SHORT PROBLEM – Copy every record below exactly.

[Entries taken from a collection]
%%

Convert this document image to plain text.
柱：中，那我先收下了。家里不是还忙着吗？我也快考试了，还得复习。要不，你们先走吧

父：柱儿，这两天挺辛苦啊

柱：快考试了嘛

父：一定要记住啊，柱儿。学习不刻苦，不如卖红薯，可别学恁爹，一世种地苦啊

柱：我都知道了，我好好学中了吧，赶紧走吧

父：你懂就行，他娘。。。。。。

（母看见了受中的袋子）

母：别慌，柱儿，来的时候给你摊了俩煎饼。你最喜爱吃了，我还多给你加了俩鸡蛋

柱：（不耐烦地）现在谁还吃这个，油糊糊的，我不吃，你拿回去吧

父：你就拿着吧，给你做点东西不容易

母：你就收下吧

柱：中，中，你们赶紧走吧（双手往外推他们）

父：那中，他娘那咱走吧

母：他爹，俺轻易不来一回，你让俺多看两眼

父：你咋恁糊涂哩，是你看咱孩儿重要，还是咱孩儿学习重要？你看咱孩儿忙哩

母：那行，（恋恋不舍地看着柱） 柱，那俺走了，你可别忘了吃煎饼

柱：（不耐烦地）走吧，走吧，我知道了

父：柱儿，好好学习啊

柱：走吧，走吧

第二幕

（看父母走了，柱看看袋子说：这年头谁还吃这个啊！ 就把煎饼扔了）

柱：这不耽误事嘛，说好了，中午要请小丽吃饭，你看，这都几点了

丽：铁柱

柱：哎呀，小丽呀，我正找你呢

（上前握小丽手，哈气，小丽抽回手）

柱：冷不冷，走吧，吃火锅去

%%

ANSWER TO THE EXERCISE –
Convert this document image to plain text.
柱：中，那我先收下了。家里不是还忙着吗？我也快考试了，还得复习。要不，你们先走吧

父：柱儿，这两天挺辛苦啊

柱：快考试了嘛

父：一定要记住啊，柱儿。学习不刻苦，不如卖红薯，可别学恁爹，一世种地苦啊

柱：我都知道了，我好好学中了吧，赶紧走吧

父：你懂就行，他娘。。。。。。

（母看见了受中的袋子）

母：别慌，柱儿，来的时候给你摊了俩煎饼。你最喜爱吃了，我还多给你加了俩鸡蛋

柱：（不耐烦地）现在谁还吃这个，油糊糊的，我不吃，你拿回去吧

父：你就拿着吧，给你做点东西不容易

母：你就收下吧

柱：中，中，你们赶紧走吧（双手往外推他们）

父：那中，他娘那咱走吧

母：他爹，俺轻易不来一回，你让俺多看两眼

父：你咋恁糊涂哩，是你看咱孩儿重要，还是咱孩儿学习重要？你看咱孩儿忙哩

母：那行，（恋恋不舍地看着柱） 柱，那俺走了，你可别忘了吃煎饼

柱：（不耐烦地）走吧，走吧，我知道了

父：柱儿，好好学习啊

柱：走吧，走吧

第二幕

（看父母走了，柱看看袋子说：这年头谁还吃这个啊！ 就把煎饼扔了）

柱：这不耽误事嘛，说好了，中午要请小丽吃饭，你看，这都几点了

丽：铁柱

柱：哎呀，小丽呀，我正找你呢

（上前握小丽手，哈气，小丽抽回手）

柱：冷不冷，走吧，吃火锅去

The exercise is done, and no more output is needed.